■ **WHAT IS EXPECTED**:
Restate each line of the listing exactly, without carrying over any pictures.

■ **EXERCISE MATERIAL**:
Start

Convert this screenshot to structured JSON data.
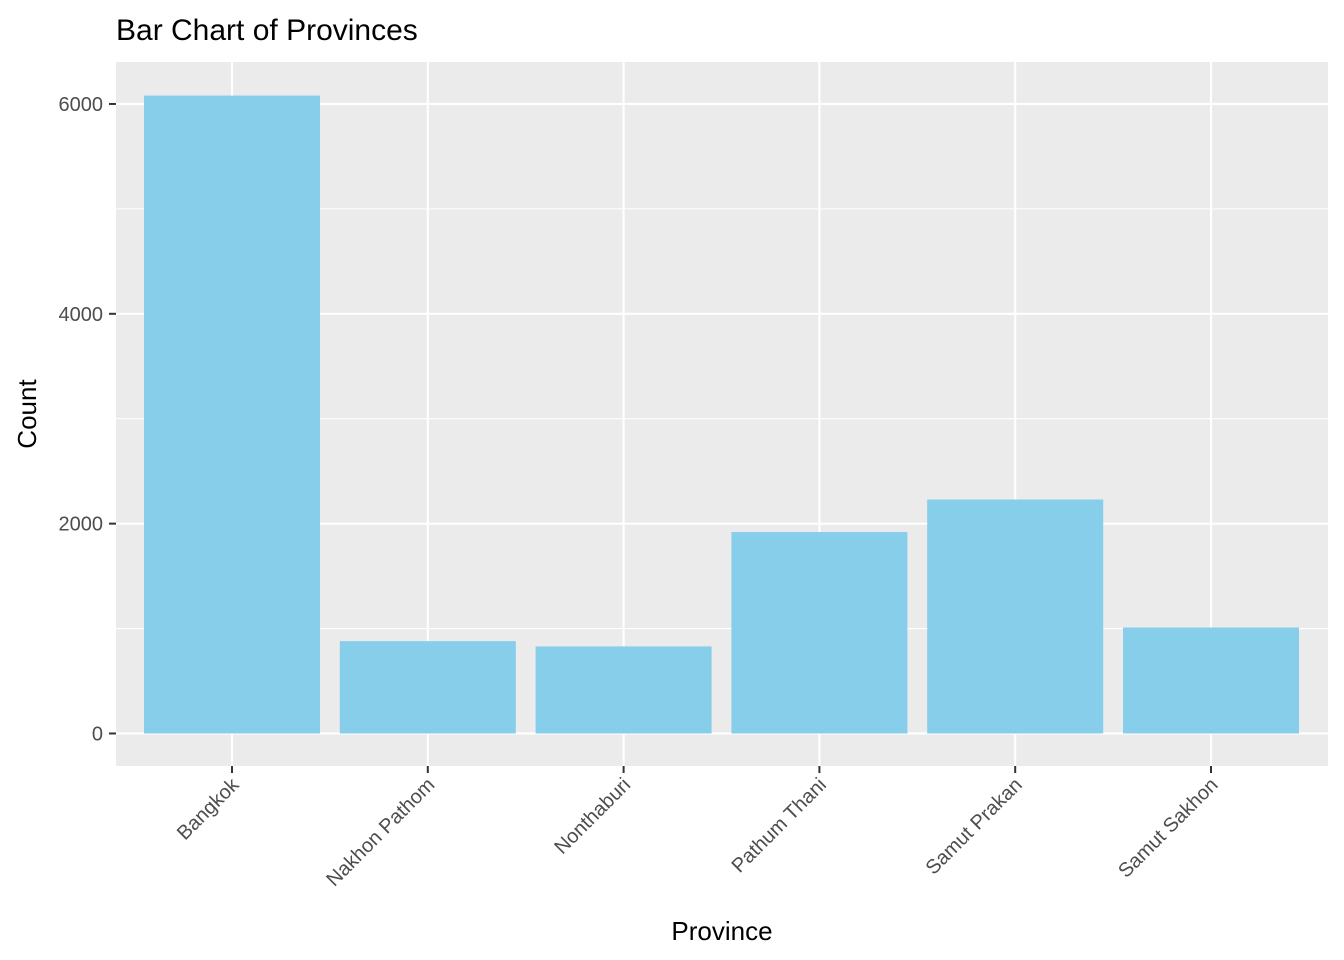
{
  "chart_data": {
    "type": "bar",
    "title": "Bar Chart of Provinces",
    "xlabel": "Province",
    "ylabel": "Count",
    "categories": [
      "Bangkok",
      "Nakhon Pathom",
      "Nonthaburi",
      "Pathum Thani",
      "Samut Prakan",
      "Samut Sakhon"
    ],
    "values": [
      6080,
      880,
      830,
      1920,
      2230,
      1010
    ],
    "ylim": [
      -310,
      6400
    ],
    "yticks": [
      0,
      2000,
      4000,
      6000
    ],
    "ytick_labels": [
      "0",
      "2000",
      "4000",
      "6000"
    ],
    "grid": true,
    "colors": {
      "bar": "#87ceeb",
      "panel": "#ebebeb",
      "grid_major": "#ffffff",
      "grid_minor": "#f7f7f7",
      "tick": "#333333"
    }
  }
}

End

■ **RESPONSE TO THE TASK**:
Convert this screenshot to structured JSON data.
{
  "chart_data": {
    "type": "bar",
    "title": "Bar Chart of Provinces",
    "xlabel": "Province",
    "ylabel": "Count",
    "categories": [
      "Bangkok",
      "Nakhon Pathom",
      "Nonthaburi",
      "Pathum Thani",
      "Samut Prakan",
      "Samut Sakhon"
    ],
    "values": [
      6080,
      880,
      830,
      1920,
      2230,
      1010
    ],
    "ylim": [
      -310,
      6400
    ],
    "yticks": [
      0,
      2000,
      4000,
      6000
    ],
    "ytick_labels": [
      "0",
      "2000",
      "4000",
      "6000"
    ],
    "grid": true,
    "colors": {
      "bar": "#87ceeb",
      "panel": "#ebebeb",
      "grid_major": "#ffffff",
      "grid_minor": "#f7f7f7",
      "tick": "#333333"
    }
  }
}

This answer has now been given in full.